• _Task to carry out_: Take every line where the string "Inderøen" appears and copy it.

Data excerpts:
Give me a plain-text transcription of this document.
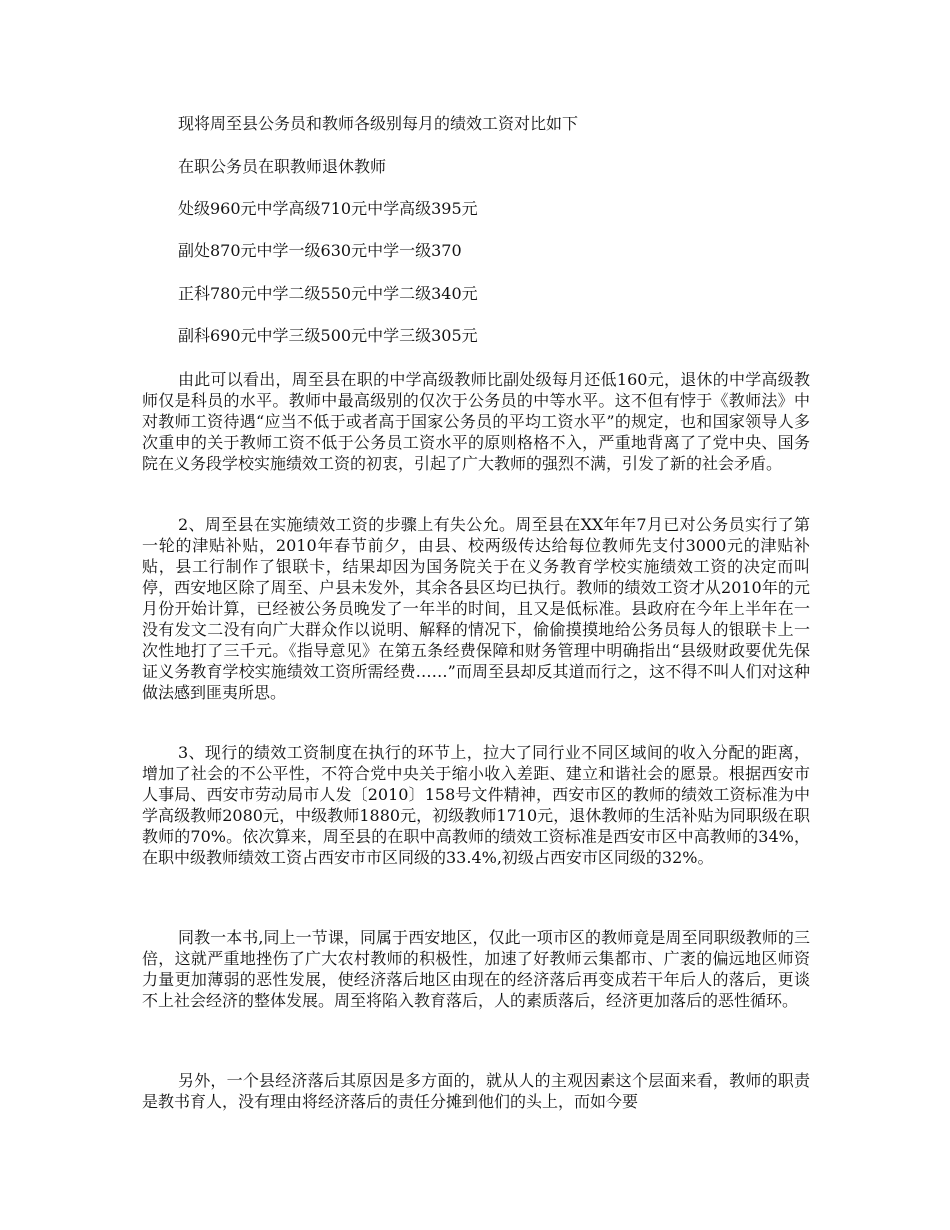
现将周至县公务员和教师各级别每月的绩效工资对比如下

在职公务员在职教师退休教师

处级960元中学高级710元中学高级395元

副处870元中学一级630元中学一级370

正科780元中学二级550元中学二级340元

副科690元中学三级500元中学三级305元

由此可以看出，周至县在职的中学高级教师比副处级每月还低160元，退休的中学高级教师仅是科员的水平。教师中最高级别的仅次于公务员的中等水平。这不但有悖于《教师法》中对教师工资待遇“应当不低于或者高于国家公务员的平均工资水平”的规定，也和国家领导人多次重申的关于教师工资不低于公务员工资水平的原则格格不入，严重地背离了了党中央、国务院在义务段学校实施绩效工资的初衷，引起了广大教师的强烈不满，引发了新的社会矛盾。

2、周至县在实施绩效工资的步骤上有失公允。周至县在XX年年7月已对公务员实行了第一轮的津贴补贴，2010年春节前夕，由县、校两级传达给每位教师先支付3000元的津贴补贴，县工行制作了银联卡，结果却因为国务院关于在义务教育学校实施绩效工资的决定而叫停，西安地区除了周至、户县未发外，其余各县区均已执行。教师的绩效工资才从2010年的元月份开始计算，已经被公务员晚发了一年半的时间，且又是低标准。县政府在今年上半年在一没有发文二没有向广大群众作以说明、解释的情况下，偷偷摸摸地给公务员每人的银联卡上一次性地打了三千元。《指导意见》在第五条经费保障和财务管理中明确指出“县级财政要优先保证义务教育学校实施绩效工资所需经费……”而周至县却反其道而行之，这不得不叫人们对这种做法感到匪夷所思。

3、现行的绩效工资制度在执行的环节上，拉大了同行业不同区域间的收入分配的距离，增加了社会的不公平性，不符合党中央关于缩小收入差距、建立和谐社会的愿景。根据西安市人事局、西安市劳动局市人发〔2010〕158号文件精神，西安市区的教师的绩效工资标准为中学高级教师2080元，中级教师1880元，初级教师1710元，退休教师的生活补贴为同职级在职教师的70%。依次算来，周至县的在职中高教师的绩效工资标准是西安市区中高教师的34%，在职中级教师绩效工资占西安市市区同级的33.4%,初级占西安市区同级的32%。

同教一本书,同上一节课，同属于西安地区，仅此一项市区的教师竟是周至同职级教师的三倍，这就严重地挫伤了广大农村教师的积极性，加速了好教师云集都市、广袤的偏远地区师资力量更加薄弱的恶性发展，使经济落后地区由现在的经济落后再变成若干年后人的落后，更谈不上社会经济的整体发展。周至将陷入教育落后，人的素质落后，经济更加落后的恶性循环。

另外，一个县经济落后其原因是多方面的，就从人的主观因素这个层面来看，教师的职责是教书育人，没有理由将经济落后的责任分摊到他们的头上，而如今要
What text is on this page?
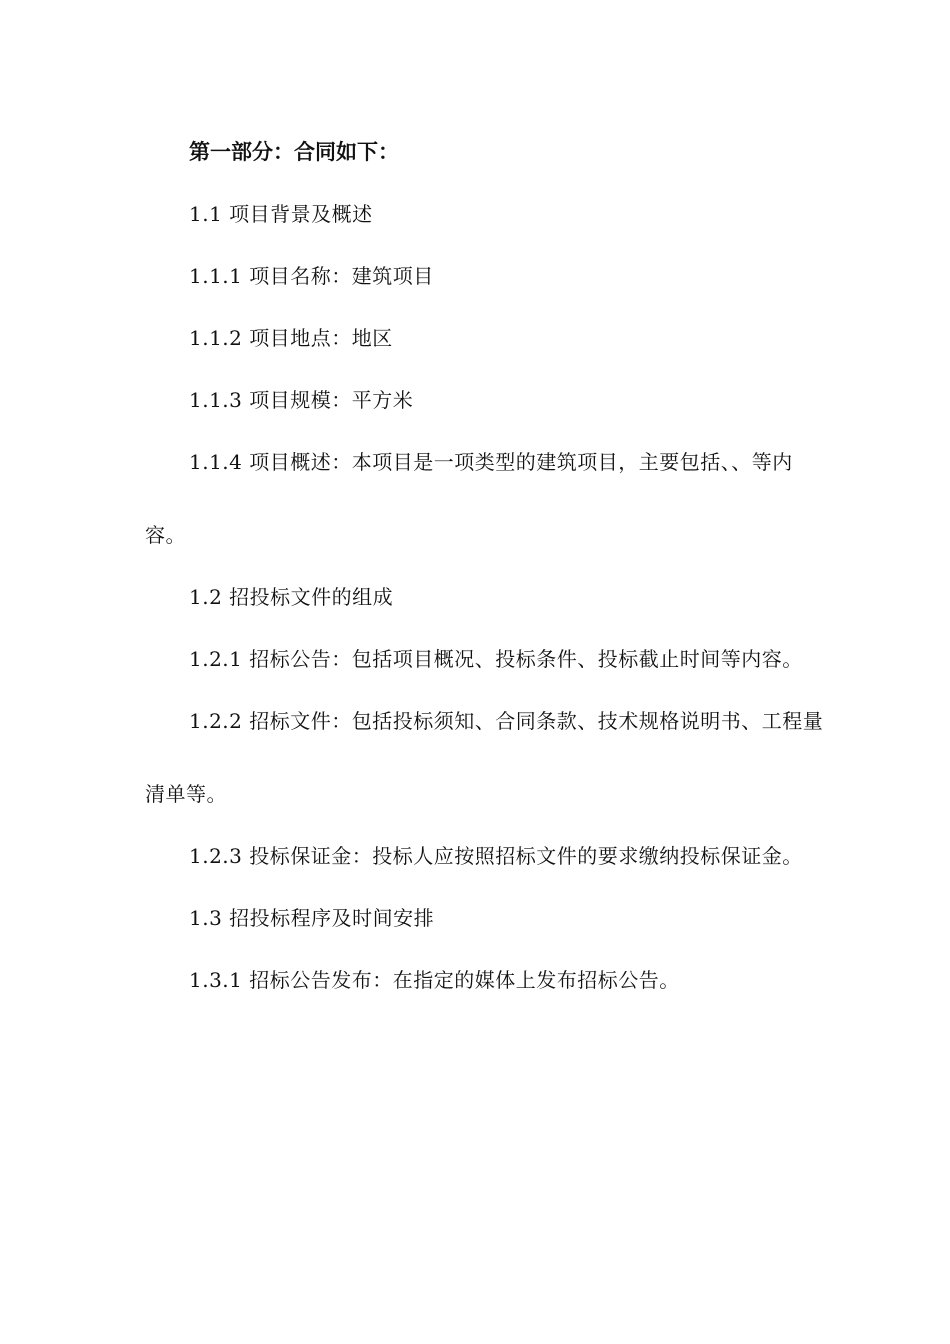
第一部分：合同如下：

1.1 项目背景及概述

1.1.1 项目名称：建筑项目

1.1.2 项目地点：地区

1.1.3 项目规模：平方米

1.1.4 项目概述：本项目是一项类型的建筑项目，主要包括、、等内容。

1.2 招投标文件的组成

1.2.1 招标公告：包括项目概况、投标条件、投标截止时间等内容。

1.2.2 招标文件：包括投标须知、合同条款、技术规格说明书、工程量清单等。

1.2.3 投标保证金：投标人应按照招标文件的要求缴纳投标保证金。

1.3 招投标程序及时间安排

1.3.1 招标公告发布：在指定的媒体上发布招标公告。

* * *

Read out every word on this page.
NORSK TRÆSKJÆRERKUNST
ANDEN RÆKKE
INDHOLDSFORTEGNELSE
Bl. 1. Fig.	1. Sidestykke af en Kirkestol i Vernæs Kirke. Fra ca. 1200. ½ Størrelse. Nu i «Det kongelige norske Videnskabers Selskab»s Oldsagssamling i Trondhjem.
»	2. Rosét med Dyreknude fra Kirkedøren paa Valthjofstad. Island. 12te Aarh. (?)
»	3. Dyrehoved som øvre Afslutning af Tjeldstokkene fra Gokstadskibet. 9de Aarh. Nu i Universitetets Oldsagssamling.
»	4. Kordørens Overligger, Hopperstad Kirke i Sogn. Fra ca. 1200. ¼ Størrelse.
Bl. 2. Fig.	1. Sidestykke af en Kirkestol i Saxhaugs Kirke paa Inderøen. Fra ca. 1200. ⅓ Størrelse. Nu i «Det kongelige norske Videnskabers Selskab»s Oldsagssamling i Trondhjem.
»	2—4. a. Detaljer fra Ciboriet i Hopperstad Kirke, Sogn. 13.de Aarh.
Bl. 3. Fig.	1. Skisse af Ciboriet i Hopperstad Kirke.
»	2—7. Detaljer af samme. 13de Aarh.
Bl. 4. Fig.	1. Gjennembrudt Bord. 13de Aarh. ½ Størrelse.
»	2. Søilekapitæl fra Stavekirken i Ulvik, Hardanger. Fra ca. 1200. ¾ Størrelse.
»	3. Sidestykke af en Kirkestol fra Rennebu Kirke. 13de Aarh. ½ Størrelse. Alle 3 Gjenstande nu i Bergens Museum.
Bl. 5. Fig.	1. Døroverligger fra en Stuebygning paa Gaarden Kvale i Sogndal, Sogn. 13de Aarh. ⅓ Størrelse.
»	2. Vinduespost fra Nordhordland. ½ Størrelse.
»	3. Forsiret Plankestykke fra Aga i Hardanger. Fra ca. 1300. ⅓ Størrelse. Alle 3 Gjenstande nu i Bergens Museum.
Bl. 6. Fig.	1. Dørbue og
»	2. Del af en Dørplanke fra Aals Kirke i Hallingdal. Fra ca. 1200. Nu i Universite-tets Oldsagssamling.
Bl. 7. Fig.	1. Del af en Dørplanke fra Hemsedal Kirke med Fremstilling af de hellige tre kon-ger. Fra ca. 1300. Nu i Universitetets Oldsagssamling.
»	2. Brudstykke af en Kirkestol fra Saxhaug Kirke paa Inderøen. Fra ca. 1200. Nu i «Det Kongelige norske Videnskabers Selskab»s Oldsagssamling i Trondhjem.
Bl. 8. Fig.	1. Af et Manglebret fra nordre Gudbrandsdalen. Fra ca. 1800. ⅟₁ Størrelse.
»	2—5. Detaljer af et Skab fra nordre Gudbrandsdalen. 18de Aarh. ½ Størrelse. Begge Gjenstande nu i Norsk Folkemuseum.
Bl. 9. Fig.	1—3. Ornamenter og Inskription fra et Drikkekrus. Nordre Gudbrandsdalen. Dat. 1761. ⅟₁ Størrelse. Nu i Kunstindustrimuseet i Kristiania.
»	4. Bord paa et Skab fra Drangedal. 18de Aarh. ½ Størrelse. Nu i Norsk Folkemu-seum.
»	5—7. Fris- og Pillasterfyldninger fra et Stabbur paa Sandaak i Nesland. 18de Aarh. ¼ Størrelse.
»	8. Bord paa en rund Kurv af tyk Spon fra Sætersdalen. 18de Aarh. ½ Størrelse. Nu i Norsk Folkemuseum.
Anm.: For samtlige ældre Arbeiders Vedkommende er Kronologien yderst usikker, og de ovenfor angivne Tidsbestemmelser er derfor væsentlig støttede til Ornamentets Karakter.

• _Answer_:
Bl. 2. Fig.	1. Sidestykke af en Kirkestol i Saxhaugs Kirke paa Inderøen. Fra ca. 1200. ⅓ Størrelse. Nu i «Det kongelige norske Videnskabers Selskab»s Oldsagssamling i Trondhjem.
»	2. Brudstykke af en Kirkestol fra Saxhaug Kirke paa Inderøen. Fra ca. 1200. Nu i «Det Kongelige norske Videnskabers Selskab»s Oldsagssamling i Trondhjem.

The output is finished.